» **GIVEN REQUEST**
Find the number of lines below in which the word "Vehicle" appears, and write that number only.

» **INPUT FOR THIS TASK**
....................

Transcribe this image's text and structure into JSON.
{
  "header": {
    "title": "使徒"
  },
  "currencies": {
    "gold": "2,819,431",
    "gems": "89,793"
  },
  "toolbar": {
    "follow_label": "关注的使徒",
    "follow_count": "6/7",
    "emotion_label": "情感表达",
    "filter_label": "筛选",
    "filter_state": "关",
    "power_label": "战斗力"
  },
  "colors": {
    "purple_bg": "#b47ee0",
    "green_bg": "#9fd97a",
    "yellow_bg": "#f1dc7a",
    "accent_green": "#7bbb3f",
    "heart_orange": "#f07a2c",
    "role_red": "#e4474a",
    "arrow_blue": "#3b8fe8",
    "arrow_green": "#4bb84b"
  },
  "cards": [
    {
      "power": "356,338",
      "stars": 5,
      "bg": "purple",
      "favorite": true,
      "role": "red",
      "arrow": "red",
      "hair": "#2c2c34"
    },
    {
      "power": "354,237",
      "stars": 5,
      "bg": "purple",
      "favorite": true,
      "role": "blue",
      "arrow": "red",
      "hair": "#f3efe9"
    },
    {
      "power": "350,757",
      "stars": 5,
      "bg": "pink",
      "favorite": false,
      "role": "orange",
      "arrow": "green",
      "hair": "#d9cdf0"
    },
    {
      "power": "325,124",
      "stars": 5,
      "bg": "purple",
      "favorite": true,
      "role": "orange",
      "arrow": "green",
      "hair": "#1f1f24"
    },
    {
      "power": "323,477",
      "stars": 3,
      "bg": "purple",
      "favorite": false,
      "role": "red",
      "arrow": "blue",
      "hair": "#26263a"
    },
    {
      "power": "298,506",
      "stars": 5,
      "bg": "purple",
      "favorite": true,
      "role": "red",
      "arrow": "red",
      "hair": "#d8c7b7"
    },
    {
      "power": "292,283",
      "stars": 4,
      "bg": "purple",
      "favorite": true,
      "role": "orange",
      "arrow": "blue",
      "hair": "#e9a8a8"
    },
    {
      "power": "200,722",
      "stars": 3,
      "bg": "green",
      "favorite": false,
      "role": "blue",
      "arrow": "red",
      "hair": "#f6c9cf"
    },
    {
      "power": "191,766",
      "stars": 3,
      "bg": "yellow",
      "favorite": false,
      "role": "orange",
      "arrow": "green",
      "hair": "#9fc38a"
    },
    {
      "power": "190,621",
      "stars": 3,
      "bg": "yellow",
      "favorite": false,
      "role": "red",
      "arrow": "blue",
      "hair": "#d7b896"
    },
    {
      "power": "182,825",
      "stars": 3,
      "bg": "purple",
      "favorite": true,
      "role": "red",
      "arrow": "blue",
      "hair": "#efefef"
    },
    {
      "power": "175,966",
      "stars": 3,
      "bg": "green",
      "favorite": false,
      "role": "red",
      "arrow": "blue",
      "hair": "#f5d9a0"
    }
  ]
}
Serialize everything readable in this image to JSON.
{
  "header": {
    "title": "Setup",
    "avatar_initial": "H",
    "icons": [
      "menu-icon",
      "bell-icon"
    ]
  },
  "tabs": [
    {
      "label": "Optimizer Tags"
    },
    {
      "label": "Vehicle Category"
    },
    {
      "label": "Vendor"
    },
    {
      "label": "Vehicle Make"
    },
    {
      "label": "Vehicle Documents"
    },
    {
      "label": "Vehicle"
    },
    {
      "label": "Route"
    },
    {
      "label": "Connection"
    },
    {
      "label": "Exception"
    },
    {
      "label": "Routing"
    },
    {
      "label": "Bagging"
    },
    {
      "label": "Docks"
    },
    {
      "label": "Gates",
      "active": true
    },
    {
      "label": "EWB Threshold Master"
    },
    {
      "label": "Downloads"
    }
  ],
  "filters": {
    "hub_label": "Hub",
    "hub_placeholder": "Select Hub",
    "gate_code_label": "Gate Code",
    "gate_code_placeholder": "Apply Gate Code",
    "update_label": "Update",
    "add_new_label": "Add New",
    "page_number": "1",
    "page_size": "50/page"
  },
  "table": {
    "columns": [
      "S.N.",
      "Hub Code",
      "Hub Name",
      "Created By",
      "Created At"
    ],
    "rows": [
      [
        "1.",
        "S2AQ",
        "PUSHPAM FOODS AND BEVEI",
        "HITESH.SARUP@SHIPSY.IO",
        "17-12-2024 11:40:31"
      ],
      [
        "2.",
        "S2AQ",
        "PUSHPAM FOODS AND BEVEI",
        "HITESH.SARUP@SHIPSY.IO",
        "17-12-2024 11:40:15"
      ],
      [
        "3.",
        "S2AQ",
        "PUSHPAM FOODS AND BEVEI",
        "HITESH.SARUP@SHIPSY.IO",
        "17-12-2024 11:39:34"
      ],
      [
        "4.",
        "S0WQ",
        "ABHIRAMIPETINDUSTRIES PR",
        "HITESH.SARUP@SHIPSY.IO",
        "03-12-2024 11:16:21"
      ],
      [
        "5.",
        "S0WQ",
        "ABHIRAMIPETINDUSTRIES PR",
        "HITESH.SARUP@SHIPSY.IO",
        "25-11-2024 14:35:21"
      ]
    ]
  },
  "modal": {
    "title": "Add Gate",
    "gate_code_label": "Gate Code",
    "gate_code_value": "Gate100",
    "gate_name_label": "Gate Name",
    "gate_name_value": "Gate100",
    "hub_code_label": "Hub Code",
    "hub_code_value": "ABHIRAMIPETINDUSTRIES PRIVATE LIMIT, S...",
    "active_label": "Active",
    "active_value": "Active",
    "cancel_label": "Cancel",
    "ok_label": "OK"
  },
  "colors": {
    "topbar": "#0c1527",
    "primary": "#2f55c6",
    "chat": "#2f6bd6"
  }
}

....................

» **CORRECT RESULT**
4